DIRECTION – Here are some entries; quote each one exactly.

DATA FOR THIS TASK –
= = = =
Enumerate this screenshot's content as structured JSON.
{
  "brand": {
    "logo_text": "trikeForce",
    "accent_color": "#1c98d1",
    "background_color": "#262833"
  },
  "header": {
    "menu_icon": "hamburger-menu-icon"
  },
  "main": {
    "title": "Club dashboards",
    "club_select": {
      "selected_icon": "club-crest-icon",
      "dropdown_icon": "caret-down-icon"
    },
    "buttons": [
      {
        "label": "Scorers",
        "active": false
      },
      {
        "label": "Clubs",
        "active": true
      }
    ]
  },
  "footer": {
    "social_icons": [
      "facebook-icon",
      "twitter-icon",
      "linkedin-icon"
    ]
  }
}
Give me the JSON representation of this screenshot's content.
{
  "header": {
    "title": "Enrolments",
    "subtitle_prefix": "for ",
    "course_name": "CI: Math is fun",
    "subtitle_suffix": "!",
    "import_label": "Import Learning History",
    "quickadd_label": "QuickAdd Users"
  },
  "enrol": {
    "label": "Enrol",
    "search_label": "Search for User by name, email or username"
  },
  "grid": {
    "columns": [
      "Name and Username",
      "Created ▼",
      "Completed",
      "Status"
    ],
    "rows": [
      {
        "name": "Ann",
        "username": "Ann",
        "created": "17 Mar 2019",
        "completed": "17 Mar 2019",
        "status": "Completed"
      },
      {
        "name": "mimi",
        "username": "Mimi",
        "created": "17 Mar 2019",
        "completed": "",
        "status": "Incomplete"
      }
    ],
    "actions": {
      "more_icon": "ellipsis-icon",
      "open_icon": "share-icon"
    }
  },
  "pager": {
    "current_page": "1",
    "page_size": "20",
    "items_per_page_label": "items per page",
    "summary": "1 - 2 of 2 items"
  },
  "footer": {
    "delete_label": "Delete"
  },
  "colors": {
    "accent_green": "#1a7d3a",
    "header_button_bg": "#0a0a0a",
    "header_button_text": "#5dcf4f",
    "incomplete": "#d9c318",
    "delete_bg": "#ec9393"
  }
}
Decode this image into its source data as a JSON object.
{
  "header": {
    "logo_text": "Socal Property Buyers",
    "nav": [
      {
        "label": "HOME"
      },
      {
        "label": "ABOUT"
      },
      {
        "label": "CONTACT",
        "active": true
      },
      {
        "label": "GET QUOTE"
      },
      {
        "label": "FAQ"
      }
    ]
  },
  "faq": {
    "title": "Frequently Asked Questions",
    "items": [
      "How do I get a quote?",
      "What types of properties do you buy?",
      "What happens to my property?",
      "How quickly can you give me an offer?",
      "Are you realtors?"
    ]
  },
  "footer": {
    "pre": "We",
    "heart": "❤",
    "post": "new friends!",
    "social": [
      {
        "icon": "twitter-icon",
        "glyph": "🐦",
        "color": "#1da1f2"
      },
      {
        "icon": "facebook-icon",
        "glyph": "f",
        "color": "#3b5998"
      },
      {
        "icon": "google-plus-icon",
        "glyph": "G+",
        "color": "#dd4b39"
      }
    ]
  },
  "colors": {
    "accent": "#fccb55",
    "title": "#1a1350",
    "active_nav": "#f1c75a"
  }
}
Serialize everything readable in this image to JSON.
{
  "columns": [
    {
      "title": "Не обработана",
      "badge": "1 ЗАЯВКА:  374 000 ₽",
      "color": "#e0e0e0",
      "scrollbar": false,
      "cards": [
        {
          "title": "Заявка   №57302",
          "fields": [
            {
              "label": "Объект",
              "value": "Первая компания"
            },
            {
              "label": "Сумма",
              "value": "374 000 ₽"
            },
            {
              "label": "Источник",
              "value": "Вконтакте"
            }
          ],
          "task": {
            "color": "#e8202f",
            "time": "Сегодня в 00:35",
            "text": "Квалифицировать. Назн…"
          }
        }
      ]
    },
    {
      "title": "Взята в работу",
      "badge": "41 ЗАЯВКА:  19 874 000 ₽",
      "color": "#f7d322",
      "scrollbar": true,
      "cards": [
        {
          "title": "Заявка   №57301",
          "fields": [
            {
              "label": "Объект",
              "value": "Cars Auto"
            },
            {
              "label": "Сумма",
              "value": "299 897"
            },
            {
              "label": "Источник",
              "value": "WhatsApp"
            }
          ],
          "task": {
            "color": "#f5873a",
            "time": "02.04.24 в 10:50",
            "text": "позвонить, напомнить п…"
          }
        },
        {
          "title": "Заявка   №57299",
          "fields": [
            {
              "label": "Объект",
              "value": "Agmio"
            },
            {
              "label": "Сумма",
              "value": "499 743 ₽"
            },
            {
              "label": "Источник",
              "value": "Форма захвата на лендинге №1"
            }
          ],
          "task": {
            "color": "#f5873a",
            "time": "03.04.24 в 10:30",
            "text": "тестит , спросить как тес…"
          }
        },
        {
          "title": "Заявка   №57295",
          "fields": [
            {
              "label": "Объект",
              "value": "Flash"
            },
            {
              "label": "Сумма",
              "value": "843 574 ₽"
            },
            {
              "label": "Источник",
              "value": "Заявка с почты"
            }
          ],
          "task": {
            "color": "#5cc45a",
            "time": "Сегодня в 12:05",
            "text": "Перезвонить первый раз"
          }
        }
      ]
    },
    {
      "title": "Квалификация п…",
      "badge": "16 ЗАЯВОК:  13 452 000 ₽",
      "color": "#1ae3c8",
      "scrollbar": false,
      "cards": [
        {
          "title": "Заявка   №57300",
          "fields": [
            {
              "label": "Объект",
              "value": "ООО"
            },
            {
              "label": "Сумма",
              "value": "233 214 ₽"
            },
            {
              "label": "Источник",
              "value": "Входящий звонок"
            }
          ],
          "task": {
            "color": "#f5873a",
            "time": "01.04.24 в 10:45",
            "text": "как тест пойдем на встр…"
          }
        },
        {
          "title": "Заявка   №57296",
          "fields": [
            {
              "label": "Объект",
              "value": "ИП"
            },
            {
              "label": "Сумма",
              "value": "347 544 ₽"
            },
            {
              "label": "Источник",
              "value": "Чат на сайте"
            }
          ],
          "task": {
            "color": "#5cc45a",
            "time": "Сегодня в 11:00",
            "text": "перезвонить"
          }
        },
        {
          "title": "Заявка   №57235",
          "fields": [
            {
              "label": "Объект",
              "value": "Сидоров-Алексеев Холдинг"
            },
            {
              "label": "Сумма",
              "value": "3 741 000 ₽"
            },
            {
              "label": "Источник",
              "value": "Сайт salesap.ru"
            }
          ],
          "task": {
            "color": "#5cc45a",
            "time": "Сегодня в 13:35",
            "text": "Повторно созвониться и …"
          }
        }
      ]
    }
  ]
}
= = = =
FINAL ANSWER –
Enumerate this screenshot's content as structured JSON.
{
  "brand": {
    "logo_text": "trikeForce",
    "accent_color": "#1c98d1",
    "background_color": "#262833"
  },
  "header": {
    "menu_icon": "hamburger-menu-icon"
  },
  "main": {
    "title": "Club dashboards",
    "club_select": {
      "selected_icon": "club-crest-icon",
      "dropdown_icon": "caret-down-icon"
    },
    "buttons": [
      {
        "label": "Scorers",
        "active": false
      },
      {
        "label": "Clubs",
        "active": true
      }
    ]
  },
  "footer": {
    "social_icons": [
      "facebook-icon",
      "twitter-icon",
      "linkedin-icon"
    ]
  }
}
Give me the JSON representation of this screenshot's content.
{
  "header": {
    "title": "Enrolments",
    "subtitle_prefix": "for ",
    "course_name": "CI: Math is fun",
    "subtitle_suffix": "!",
    "import_label": "Import Learning History",
    "quickadd_label": "QuickAdd Users"
  },
  "enrol": {
    "label": "Enrol",
    "search_label": "Search for User by name, email or username"
  },
  "grid": {
    "columns": [
      "Name and Username",
      "Created ▼",
      "Completed",
      "Status"
    ],
    "rows": [
      {
        "name": "Ann",
        "username": "Ann",
        "created": "17 Mar 2019",
        "completed": "17 Mar 2019",
        "status": "Completed"
      },
      {
        "name": "mimi",
        "username": "Mimi",
        "created": "17 Mar 2019",
        "completed": "",
        "status": "Incomplete"
      }
    ],
    "actions": {
      "more_icon": "ellipsis-icon",
      "open_icon": "share-icon"
    }
  },
  "pager": {
    "current_page": "1",
    "page_size": "20",
    "items_per_page_label": "items per page",
    "summary": "1 - 2 of 2 items"
  },
  "footer": {
    "delete_label": "Delete"
  },
  "colors": {
    "accent_green": "#1a7d3a",
    "header_button_bg": "#0a0a0a",
    "header_button_text": "#5dcf4f",
    "incomplete": "#d9c318",
    "delete_bg": "#ec9393"
  }
}
Decode this image into its source data as a JSON object.
{
  "header": {
    "logo_text": "Socal Property Buyers",
    "nav": [
      {
        "label": "HOME"
      },
      {
        "label": "ABOUT"
      },
      {
        "label": "CONTACT",
        "active": true
      },
      {
        "label": "GET QUOTE"
      },
      {
        "label": "FAQ"
      }
    ]
  },
  "faq": {
    "title": "Frequently Asked Questions",
    "items": [
      "How do I get a quote?",
      "What types of properties do you buy?",
      "What happens to my property?",
      "How quickly can you give me an offer?",
      "Are you realtors?"
    ]
  },
  "footer": {
    "pre": "We",
    "heart": "❤",
    "post": "new friends!",
    "social": [
      {
        "icon": "twitter-icon",
        "glyph": "🐦",
        "color": "#1da1f2"
      },
      {
        "icon": "facebook-icon",
        "glyph": "f",
        "color": "#3b5998"
      },
      {
        "icon": "google-plus-icon",
        "glyph": "G+",
        "color": "#dd4b39"
      }
    ]
  },
  "colors": {
    "accent": "#fccb55",
    "title": "#1a1350",
    "active_nav": "#f1c75a"
  }
}
Serialize everything readable in this image to JSON.
{
  "columns": [
    {
      "title": "Не обработана",
      "badge": "1 ЗАЯВКА:  374 000 ₽",
      "color": "#e0e0e0",
      "scrollbar": false,
      "cards": [
        {
          "title": "Заявка   №57302",
          "fields": [
            {
              "label": "Объект",
              "value": "Первая компания"
            },
            {
              "label": "Сумма",
              "value": "374 000 ₽"
            },
            {
              "label": "Источник",
              "value": "Вконтакте"
            }
          ],
          "task": {
            "color": "#e8202f",
            "time": "Сегодня в 00:35",
            "text": "Квалифицировать. Назн…"
          }
        }
      ]
    },
    {
      "title": "Взята в работу",
      "badge": "41 ЗАЯВКА:  19 874 000 ₽",
      "color": "#f7d322",
      "scrollbar": true,
      "cards": [
        {
          "title": "Заявка   №57301",
          "fields": [
            {
              "label": "Объект",
              "value": "Cars Auto"
            },
            {
              "label": "Сумма",
              "value": "299 897"
            },
            {
              "label": "Источник",
              "value": "WhatsApp"
            }
          ],
          "task": {
            "color": "#f5873a",
            "time": "02.04.24 в 10:50",
            "text": "позвонить, напомнить п…"
          }
        },
        {
          "title": "Заявка   №57299",
          "fields": [
            {
              "label": "Объект",
              "value": "Agmio"
            },
            {
              "label": "Сумма",
              "value": "499 743 ₽"
            },
            {
              "label": "Источник",
              "value": "Форма захвата на лендинге №1"
            }
          ],
          "task": {
            "color": "#f5873a",
            "time": "03.04.24 в 10:30",
            "text": "тестит , спросить как тес…"
          }
        },
        {
          "title": "Заявка   №57295",
          "fields": [
            {
              "label": "Объект",
              "value": "Flash"
            },
            {
              "label": "Сумма",
              "value": "843 574 ₽"
            },
            {
              "label": "Источник",
              "value": "Заявка с почты"
            }
          ],
          "task": {
            "color": "#5cc45a",
            "time": "Сегодня в 12:05",
            "text": "Перезвонить первый раз"
          }
        }
      ]
    },
    {
      "title": "Квалификация п…",
      "badge": "16 ЗАЯВОК:  13 452 000 ₽",
      "color": "#1ae3c8",
      "scrollbar": false,
      "cards": [
        {
          "title": "Заявка   №57300",
          "fields": [
            {
              "label": "Объект",
              "value": "ООО"
            },
            {
              "label": "Сумма",
              "value": "233 214 ₽"
            },
            {
              "label": "Источник",
              "value": "Входящий звонок"
            }
          ],
          "task": {
            "color": "#f5873a",
            "time": "01.04.24 в 10:45",
            "text": "как тест пойдем на встр…"
          }
        },
        {
          "title": "Заявка   №57296",
          "fields": [
            {
              "label": "Объект",
              "value": "ИП"
            },
            {
              "label": "Сумма",
              "value": "347 544 ₽"
            },
            {
              "label": "Источник",
              "value": "Чат на сайте"
            }
          ],
          "task": {
            "color": "#5cc45a",
            "time": "Сегодня в 11:00",
            "text": "перезвонить"
          }
        },
        {
          "title": "Заявка   №57235",
          "fields": [
            {
              "label": "Объект",
              "value": "Сидоров-Алексеев Холдинг"
            },
            {
              "label": "Сумма",
              "value": "3 741 000 ₽"
            },
            {
              "label": "Источник",
              "value": "Сайт salesap.ru"
            }
          ],
          "task": {
            "color": "#5cc45a",
            "time": "Сегодня в 13:35",
            "text": "Повторно созвониться и …"
          }
        }
      ]
    }
  ]
}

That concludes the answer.